▸ Aim: Set down all of the data exactly as it appears.
═══ Records for the exercise ═══
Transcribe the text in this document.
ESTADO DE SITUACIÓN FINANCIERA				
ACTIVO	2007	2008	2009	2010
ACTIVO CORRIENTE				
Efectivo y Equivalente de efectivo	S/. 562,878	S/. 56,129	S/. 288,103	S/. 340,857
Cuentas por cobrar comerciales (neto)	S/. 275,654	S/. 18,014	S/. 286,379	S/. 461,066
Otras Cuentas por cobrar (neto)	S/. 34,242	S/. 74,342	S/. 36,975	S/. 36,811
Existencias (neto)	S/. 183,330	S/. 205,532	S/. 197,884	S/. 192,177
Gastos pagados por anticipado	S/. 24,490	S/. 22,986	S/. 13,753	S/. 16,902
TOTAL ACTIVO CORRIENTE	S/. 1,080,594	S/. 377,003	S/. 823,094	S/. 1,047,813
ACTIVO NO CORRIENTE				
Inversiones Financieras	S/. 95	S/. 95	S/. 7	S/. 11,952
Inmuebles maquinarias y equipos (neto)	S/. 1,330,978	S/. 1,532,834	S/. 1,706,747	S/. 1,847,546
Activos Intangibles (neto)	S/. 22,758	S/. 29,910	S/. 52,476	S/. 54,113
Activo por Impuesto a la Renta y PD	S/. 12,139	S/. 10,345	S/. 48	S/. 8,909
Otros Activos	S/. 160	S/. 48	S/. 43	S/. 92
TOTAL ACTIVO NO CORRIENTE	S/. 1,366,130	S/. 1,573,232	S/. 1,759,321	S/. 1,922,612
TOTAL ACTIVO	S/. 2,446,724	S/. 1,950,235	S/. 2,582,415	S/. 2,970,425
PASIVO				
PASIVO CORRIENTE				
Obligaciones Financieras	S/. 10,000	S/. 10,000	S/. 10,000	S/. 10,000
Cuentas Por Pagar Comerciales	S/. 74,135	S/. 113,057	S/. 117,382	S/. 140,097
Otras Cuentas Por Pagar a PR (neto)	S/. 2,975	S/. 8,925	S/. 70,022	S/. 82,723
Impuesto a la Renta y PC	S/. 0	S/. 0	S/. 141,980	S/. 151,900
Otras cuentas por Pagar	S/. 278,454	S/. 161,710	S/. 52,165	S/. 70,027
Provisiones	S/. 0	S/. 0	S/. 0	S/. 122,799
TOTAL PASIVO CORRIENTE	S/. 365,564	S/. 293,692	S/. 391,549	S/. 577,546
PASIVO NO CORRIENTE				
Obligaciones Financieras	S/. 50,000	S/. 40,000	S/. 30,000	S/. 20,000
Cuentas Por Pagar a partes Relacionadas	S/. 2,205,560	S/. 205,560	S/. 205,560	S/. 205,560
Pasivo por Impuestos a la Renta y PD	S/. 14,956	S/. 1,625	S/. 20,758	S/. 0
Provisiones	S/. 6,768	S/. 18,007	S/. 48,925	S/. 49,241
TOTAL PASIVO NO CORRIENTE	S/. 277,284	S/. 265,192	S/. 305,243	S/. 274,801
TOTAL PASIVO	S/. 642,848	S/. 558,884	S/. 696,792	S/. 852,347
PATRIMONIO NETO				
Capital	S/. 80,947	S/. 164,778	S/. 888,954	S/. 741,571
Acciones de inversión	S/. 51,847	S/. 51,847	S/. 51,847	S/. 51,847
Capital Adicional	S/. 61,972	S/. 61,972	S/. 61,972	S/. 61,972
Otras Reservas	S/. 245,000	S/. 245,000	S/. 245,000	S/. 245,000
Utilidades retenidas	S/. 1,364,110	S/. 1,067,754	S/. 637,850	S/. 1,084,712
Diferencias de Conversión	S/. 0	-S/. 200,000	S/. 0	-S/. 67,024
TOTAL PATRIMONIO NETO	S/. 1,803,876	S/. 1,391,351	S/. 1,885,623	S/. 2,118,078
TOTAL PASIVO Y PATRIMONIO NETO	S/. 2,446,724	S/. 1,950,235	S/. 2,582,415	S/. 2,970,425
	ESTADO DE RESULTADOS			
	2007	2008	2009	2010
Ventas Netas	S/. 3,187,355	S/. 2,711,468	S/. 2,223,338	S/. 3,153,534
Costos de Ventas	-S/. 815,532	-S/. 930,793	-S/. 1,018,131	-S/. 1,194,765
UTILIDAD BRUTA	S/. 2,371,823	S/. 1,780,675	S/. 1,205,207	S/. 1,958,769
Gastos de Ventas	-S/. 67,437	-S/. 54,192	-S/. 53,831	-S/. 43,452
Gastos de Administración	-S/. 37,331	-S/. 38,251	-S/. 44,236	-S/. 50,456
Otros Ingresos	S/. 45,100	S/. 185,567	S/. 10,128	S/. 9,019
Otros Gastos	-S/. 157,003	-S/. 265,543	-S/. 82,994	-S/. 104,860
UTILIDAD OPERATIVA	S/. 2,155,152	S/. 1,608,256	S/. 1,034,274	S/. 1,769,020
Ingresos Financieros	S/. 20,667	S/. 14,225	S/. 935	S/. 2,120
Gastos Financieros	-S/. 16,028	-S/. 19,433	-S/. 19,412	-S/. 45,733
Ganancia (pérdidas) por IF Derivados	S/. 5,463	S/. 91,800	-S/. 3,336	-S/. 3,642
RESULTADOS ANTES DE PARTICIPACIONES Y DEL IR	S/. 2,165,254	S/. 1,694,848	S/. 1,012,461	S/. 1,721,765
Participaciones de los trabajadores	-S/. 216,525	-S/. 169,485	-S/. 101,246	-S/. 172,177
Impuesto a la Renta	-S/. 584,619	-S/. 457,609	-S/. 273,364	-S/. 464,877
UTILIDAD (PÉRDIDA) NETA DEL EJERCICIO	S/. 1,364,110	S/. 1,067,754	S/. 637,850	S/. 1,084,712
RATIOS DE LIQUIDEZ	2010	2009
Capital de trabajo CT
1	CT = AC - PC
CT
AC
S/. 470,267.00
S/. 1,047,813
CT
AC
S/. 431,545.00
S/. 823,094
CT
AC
═══
▸ Reply to the exercise:
Transcribe the text in this document.
ESTADO DE SITUACIÓN FINANCIERA				
ACTIVO	2007	2008	2009	2010
ACTIVO CORRIENTE				
Efectivo y Equivalente de efectivo	S/. 562,878	S/. 56,129	S/. 288,103	S/. 340,857
Cuentas por cobrar comerciales (neto)	S/. 275,654	S/. 18,014	S/. 286,379	S/. 461,066
Otras Cuentas por cobrar (neto)	S/. 34,242	S/. 74,342	S/. 36,975	S/. 36,811
Existencias (neto)	S/. 183,330	S/. 205,532	S/. 197,884	S/. 192,177
Gastos pagados por anticipado	S/. 24,490	S/. 22,986	S/. 13,753	S/. 16,902
TOTAL ACTIVO CORRIENTE	S/. 1,080,594	S/. 377,003	S/. 823,094	S/. 1,047,813
ACTIVO NO CORRIENTE				
Inversiones Financieras	S/. 95	S/. 95	S/. 7	S/. 11,952
Inmuebles maquinarias y equipos (neto)	S/. 1,330,978	S/. 1,532,834	S/. 1,706,747	S/. 1,847,546
Activos Intangibles (neto)	S/. 22,758	S/. 29,910	S/. 52,476	S/. 54,113
Activo por Impuesto a la Renta y PD	S/. 12,139	S/. 10,345	S/. 48	S/. 8,909
Otros Activos	S/. 160	S/. 48	S/. 43	S/. 92
TOTAL ACTIVO NO CORRIENTE	S/. 1,366,130	S/. 1,573,232	S/. 1,759,321	S/. 1,922,612
TOTAL ACTIVO	S/. 2,446,724	S/. 1,950,235	S/. 2,582,415	S/. 2,970,425
PASIVO				
PASIVO CORRIENTE				
Obligaciones Financieras	S/. 10,000	S/. 10,000	S/. 10,000	S/. 10,000
Cuentas Por Pagar Comerciales	S/. 74,135	S/. 113,057	S/. 117,382	S/. 140,097
Otras Cuentas Por Pagar a PR (neto)	S/. 2,975	S/. 8,925	S/. 70,022	S/. 82,723
Impuesto a la Renta y PC	S/. 0	S/. 0	S/. 141,980	S/. 151,900
Otras cuentas por Pagar	S/. 278,454	S/. 161,710	S/. 52,165	S/. 70,027
Provisiones	S/. 0	S/. 0	S/. 0	S/. 122,799
TOTAL PASIVO CORRIENTE	S/. 365,564	S/. 293,692	S/. 391,549	S/. 577,546
PASIVO NO CORRIENTE				
Obligaciones Financieras	S/. 50,000	S/. 40,000	S/. 30,000	S/. 20,000
Cuentas Por Pagar a partes Relacionadas	S/. 2,205,560	S/. 205,560	S/. 205,560	S/. 205,560
Pasivo por Impuestos a la Renta y PD	S/. 14,956	S/. 1,625	S/. 20,758	S/. 0
Provisiones	S/. 6,768	S/. 18,007	S/. 48,925	S/. 49,241
TOTAL PASIVO NO CORRIENTE	S/. 277,284	S/. 265,192	S/. 305,243	S/. 274,801
TOTAL PASIVO	S/. 642,848	S/. 558,884	S/. 696,792	S/. 852,347
PATRIMONIO NETO				
Capital	S/. 80,947	S/. 164,778	S/. 888,954	S/. 741,571
Acciones de inversión	S/. 51,847	S/. 51,847	S/. 51,847	S/. 51,847
Capital Adicional	S/. 61,972	S/. 61,972	S/. 61,972	S/. 61,972
Otras Reservas	S/. 245,000	S/. 245,000	S/. 245,000	S/. 245,000
Utilidades retenidas	S/. 1,364,110	S/. 1,067,754	S/. 637,850	S/. 1,084,712
Diferencias de Conversión	S/. 0	-S/. 200,000	S/. 0	-S/. 67,024
TOTAL PATRIMONIO NETO	S/. 1,803,876	S/. 1,391,351	S/. 1,885,623	S/. 2,118,078
TOTAL PASIVO Y PATRIMONIO NETO	S/. 2,446,724	S/. 1,950,235	S/. 2,582,415	S/. 2,970,425
	ESTADO DE RESULTADOS			
	2007	2008	2009	2010
Ventas Netas	S/. 3,187,355	S/. 2,711,468	S/. 2,223,338	S/. 3,153,534
Costos de Ventas	-S/. 815,532	-S/. 930,793	-S/. 1,018,131	-S/. 1,194,765
UTILIDAD BRUTA	S/. 2,371,823	S/. 1,780,675	S/. 1,205,207	S/. 1,958,769
Gastos de Ventas	-S/. 67,437	-S/. 54,192	-S/. 53,831	-S/. 43,452
Gastos de Administración	-S/. 37,331	-S/. 38,251	-S/. 44,236	-S/. 50,456
Otros Ingresos	S/. 45,100	S/. 185,567	S/. 10,128	S/. 9,019
Otros Gastos	-S/. 157,003	-S/. 265,543	-S/. 82,994	-S/. 104,860
UTILIDAD OPERATIVA	S/. 2,155,152	S/. 1,608,256	S/. 1,034,274	S/. 1,769,020
Ingresos Financieros	S/. 20,667	S/. 14,225	S/. 935	S/. 2,120
Gastos Financieros	-S/. 16,028	-S/. 19,433	-S/. 19,412	-S/. 45,733
Ganancia (pérdidas) por IF Derivados	S/. 5,463	S/. 91,800	-S/. 3,336	-S/. 3,642
RESULTADOS ANTES DE PARTICIPACIONES Y DEL IR	S/. 2,165,254	S/. 1,694,848	S/. 1,012,461	S/. 1,721,765
Participaciones de los trabajadores	-S/. 216,525	-S/. 169,485	-S/. 101,246	-S/. 172,177
Impuesto a la Renta	-S/. 584,619	-S/. 457,609	-S/. 273,364	-S/. 464,877
UTILIDAD (PÉRDIDA) NETA DEL EJERCICIO	S/. 1,364,110	S/. 1,067,754	S/. 637,850	S/. 1,084,712
RATIOS DE LIQUIDEZ	2010	2009
Capital de trabajo CT
1	CT = AC - PC
CT
AC
S/. 470,267.00
S/. 1,047,813
CT
AC
S/. 431,545.00
S/. 823,094
CT
AC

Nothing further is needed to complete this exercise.